**Aim:**
Make an exact copy of the entries, and keep any pictures out of it.

---- Materials provided

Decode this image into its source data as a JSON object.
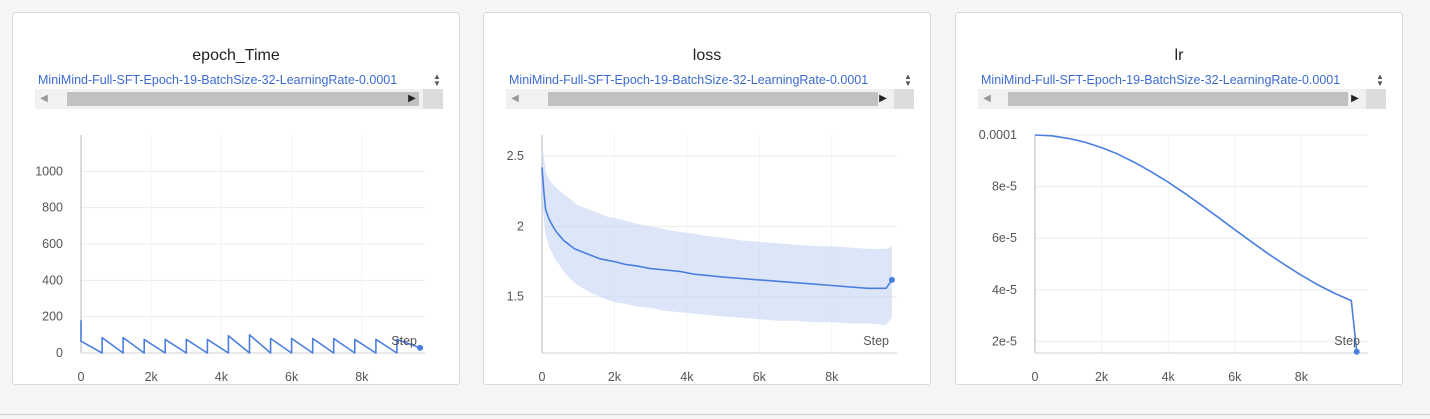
{
  "legend_label": "MiniMind-Full-SFT-Epoch-19-BatchSize-32-LearningRate-0.0001",
  "colors": {
    "line": "#4a7fe0",
    "band": "#c6d6f4",
    "grid": "#ececec",
    "axis": "#d0d0d0",
    "text": "#555555"
  },
  "icons": {
    "scroll_left": "◀",
    "scroll_right": "▶",
    "spin": "spinner-updown-icon"
  },
  "chart_data": [
    {
      "type": "line",
      "title": "epoch_Time",
      "xlabel": "Step",
      "ylabel": "",
      "xlim": [
        0,
        9800
      ],
      "ylim": [
        0,
        1200
      ],
      "xticks": [
        0,
        2000,
        4000,
        6000,
        8000
      ],
      "xtick_labels": [
        "0",
        "2k",
        "4k",
        "6k",
        "8k"
      ],
      "yticks": [
        0,
        200,
        400,
        600,
        800,
        1000
      ],
      "ytick_labels": [
        "0",
        "200",
        "400",
        "600",
        "800",
        "1000"
      ],
      "series": [
        {
          "x": [
            0,
            0,
            600,
            600,
            1200,
            1200,
            1800,
            1800,
            2400,
            2400,
            3000,
            3000,
            3600,
            3600,
            4200,
            4200,
            4800,
            4800,
            5400,
            5400,
            6000,
            6000,
            6600,
            6600,
            7200,
            7200,
            7800,
            7800,
            8400,
            8400,
            9000,
            9000,
            9660
          ],
          "y": [
            180,
            65,
            0,
            85,
            0,
            85,
            0,
            75,
            0,
            75,
            0,
            75,
            0,
            75,
            0,
            95,
            0,
            100,
            0,
            80,
            0,
            80,
            0,
            80,
            0,
            80,
            0,
            75,
            0,
            75,
            0,
            75,
            28
          ]
        }
      ]
    },
    {
      "type": "area",
      "title": "loss",
      "xlabel": "Step",
      "ylabel": "",
      "xlim": [
        0,
        9800
      ],
      "ylim": [
        1.1,
        2.65
      ],
      "xticks": [
        0,
        2000,
        4000,
        6000,
        8000
      ],
      "xtick_labels": [
        "0",
        "2k",
        "4k",
        "6k",
        "8k"
      ],
      "yticks": [
        1.5,
        2,
        2.5
      ],
      "ytick_labels": [
        "1.5",
        "2",
        "2.5"
      ],
      "series": [
        {
          "x": [
            0,
            50,
            100,
            200,
            300,
            400,
            500,
            600,
            700,
            800,
            900,
            1000,
            1200,
            1400,
            1600,
            1800,
            2000,
            2300,
            2600,
            3000,
            3400,
            3800,
            4200,
            4600,
            5000,
            5500,
            6000,
            6500,
            7000,
            7500,
            8000,
            8500,
            9000,
            9500,
            9660
          ],
          "y": [
            2.42,
            2.25,
            2.12,
            2.05,
            2.0,
            1.96,
            1.93,
            1.9,
            1.88,
            1.86,
            1.84,
            1.83,
            1.81,
            1.79,
            1.77,
            1.76,
            1.75,
            1.73,
            1.72,
            1.7,
            1.69,
            1.68,
            1.66,
            1.65,
            1.64,
            1.63,
            1.62,
            1.61,
            1.6,
            1.59,
            1.58,
            1.57,
            1.56,
            1.56,
            1.62
          ],
          "band_low": [
            2.2,
            2.05,
            1.95,
            1.85,
            1.8,
            1.75,
            1.72,
            1.68,
            1.65,
            1.62,
            1.6,
            1.58,
            1.55,
            1.52,
            1.5,
            1.48,
            1.46,
            1.45,
            1.43,
            1.42,
            1.4,
            1.39,
            1.38,
            1.37,
            1.36,
            1.35,
            1.34,
            1.33,
            1.33,
            1.32,
            1.32,
            1.31,
            1.31,
            1.3,
            1.35
          ],
          "band_high": [
            2.6,
            2.5,
            2.4,
            2.33,
            2.3,
            2.27,
            2.25,
            2.23,
            2.21,
            2.19,
            2.17,
            2.15,
            2.13,
            2.11,
            2.09,
            2.07,
            2.06,
            2.04,
            2.02,
            2.0,
            1.98,
            1.96,
            1.95,
            1.93,
            1.92,
            1.9,
            1.89,
            1.88,
            1.87,
            1.86,
            1.86,
            1.85,
            1.84,
            1.84,
            1.86
          ]
        }
      ]
    },
    {
      "type": "line",
      "title": "lr",
      "xlabel": "Step",
      "ylabel": "",
      "xlim": [
        0,
        10000
      ],
      "ylim": [
        1.55e-05,
        0.0001
      ],
      "xticks": [
        0,
        2000,
        4000,
        6000,
        8000
      ],
      "xtick_labels": [
        "0",
        "2k",
        "4k",
        "6k",
        "8k"
      ],
      "yticks": [
        2e-05,
        4e-05,
        6e-05,
        8e-05,
        0.0001
      ],
      "ytick_labels": [
        "2e-5",
        "4e-5",
        "6e-5",
        "8e-5",
        "0.0001"
      ],
      "series": [
        {
          "x": [
            0,
            500,
            1000,
            1500,
            2000,
            2500,
            3000,
            3500,
            4000,
            4500,
            5000,
            5500,
            6000,
            6500,
            7000,
            7500,
            8000,
            8500,
            9000,
            9500,
            9660
          ],
          "y": [
            0.0001,
            9.97e-05,
            9.87e-05,
            9.72e-05,
            9.51e-05,
            9.25e-05,
            8.93e-05,
            8.57e-05,
            8.17e-05,
            7.74e-05,
            7.28e-05,
            6.81e-05,
            6.33e-05,
            5.86e-05,
            5.4e-05,
            4.97e-05,
            4.56e-05,
            4.19e-05,
            3.86e-05,
            3.58e-05,
            1.6e-05
          ]
        }
      ]
    }
  ]
}
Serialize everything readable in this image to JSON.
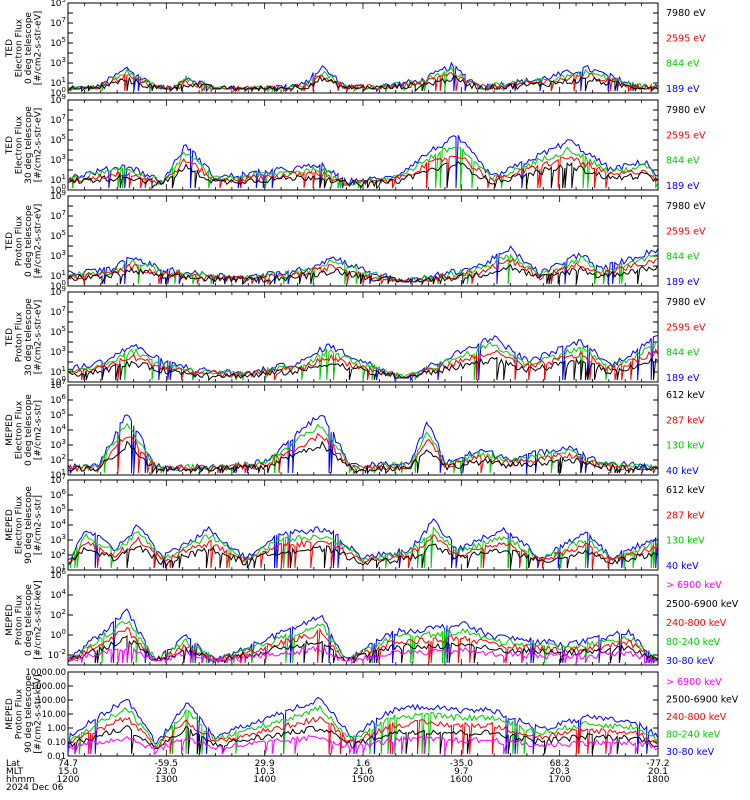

--------

**Result for this exercise:**
Decode this image into its source data as a JSON object.
{
  "legend_label": "MiniMind-Full-SFT-Epoch-19-BatchSize-32-LearningRate-0.0001",
  "colors": {
    "line": "#4a7fe0",
    "band": "#c6d6f4",
    "grid": "#ececec",
    "axis": "#d0d0d0",
    "text": "#555555"
  },
  "icons": {
    "scroll_left": "◀",
    "scroll_right": "▶",
    "spin": "spinner-updown-icon"
  },
  "chart_data": [
    {
      "type": "line",
      "title": "epoch_Time",
      "xlabel": "Step",
      "ylabel": "",
      "xlim": [
        0,
        9800
      ],
      "ylim": [
        0,
        1200
      ],
      "xticks": [
        0,
        2000,
        4000,
        6000,
        8000
      ],
      "xtick_labels": [
        "0",
        "2k",
        "4k",
        "6k",
        "8k"
      ],
      "yticks": [
        0,
        200,
        400,
        600,
        800,
        1000
      ],
      "ytick_labels": [
        "0",
        "200",
        "400",
        "600",
        "800",
        "1000"
      ],
      "series": [
        {
          "x": [
            0,
            0,
            600,
            600,
            1200,
            1200,
            1800,
            1800,
            2400,
            2400,
            3000,
            3000,
            3600,
            3600,
            4200,
            4200,
            4800,
            4800,
            5400,
            5400,
            6000,
            6000,
            6600,
            6600,
            7200,
            7200,
            7800,
            7800,
            8400,
            8400,
            9000,
            9000,
            9660
          ],
          "y": [
            180,
            65,
            0,
            85,
            0,
            85,
            0,
            75,
            0,
            75,
            0,
            75,
            0,
            75,
            0,
            95,
            0,
            100,
            0,
            80,
            0,
            80,
            0,
            80,
            0,
            80,
            0,
            75,
            0,
            75,
            0,
            75,
            28
          ]
        }
      ]
    },
    {
      "type": "area",
      "title": "loss",
      "xlabel": "Step",
      "ylabel": "",
      "xlim": [
        0,
        9800
      ],
      "ylim": [
        1.1,
        2.65
      ],
      "xticks": [
        0,
        2000,
        4000,
        6000,
        8000
      ],
      "xtick_labels": [
        "0",
        "2k",
        "4k",
        "6k",
        "8k"
      ],
      "yticks": [
        1.5,
        2,
        2.5
      ],
      "ytick_labels": [
        "1.5",
        "2",
        "2.5"
      ],
      "series": [
        {
          "x": [
            0,
            50,
            100,
            200,
            300,
            400,
            500,
            600,
            700,
            800,
            900,
            1000,
            1200,
            1400,
            1600,
            1800,
            2000,
            2300,
            2600,
            3000,
            3400,
            3800,
            4200,
            4600,
            5000,
            5500,
            6000,
            6500,
            7000,
            7500,
            8000,
            8500,
            9000,
            9500,
            9660
          ],
          "y": [
            2.42,
            2.25,
            2.12,
            2.05,
            2.0,
            1.96,
            1.93,
            1.9,
            1.88,
            1.86,
            1.84,
            1.83,
            1.81,
            1.79,
            1.77,
            1.76,
            1.75,
            1.73,
            1.72,
            1.7,
            1.69,
            1.68,
            1.66,
            1.65,
            1.64,
            1.63,
            1.62,
            1.61,
            1.6,
            1.59,
            1.58,
            1.57,
            1.56,
            1.56,
            1.62
          ],
          "band_low": [
            2.2,
            2.05,
            1.95,
            1.85,
            1.8,
            1.75,
            1.72,
            1.68,
            1.65,
            1.62,
            1.6,
            1.58,
            1.55,
            1.52,
            1.5,
            1.48,
            1.46,
            1.45,
            1.43,
            1.42,
            1.4,
            1.39,
            1.38,
            1.37,
            1.36,
            1.35,
            1.34,
            1.33,
            1.33,
            1.32,
            1.32,
            1.31,
            1.31,
            1.3,
            1.35
          ],
          "band_high": [
            2.6,
            2.5,
            2.4,
            2.33,
            2.3,
            2.27,
            2.25,
            2.23,
            2.21,
            2.19,
            2.17,
            2.15,
            2.13,
            2.11,
            2.09,
            2.07,
            2.06,
            2.04,
            2.02,
            2.0,
            1.98,
            1.96,
            1.95,
            1.93,
            1.92,
            1.9,
            1.89,
            1.88,
            1.87,
            1.86,
            1.86,
            1.85,
            1.84,
            1.84,
            1.86
          ]
        }
      ]
    },
    {
      "type": "line",
      "title": "lr",
      "xlabel": "Step",
      "ylabel": "",
      "xlim": [
        0,
        10000
      ],
      "ylim": [
        1.55e-05,
        0.0001
      ],
      "xticks": [
        0,
        2000,
        4000,
        6000,
        8000
      ],
      "xtick_labels": [
        "0",
        "2k",
        "4k",
        "6k",
        "8k"
      ],
      "yticks": [
        2e-05,
        4e-05,
        6e-05,
        8e-05,
        0.0001
      ],
      "ytick_labels": [
        "2e-5",
        "4e-5",
        "6e-5",
        "8e-5",
        "0.0001"
      ],
      "series": [
        {
          "x": [
            0,
            500,
            1000,
            1500,
            2000,
            2500,
            3000,
            3500,
            4000,
            4500,
            5000,
            5500,
            6000,
            6500,
            7000,
            7500,
            8000,
            8500,
            9000,
            9500,
            9660
          ],
          "y": [
            0.0001,
            9.97e-05,
            9.87e-05,
            9.72e-05,
            9.51e-05,
            9.25e-05,
            8.93e-05,
            8.57e-05,
            8.17e-05,
            7.74e-05,
            7.28e-05,
            6.81e-05,
            6.33e-05,
            5.86e-05,
            5.4e-05,
            4.97e-05,
            4.56e-05,
            4.19e-05,
            3.86e-05,
            3.58e-05,
            1.6e-05
          ]
        }
      ]
    }
  ]
}
Serialize everything readable in this image to JSON.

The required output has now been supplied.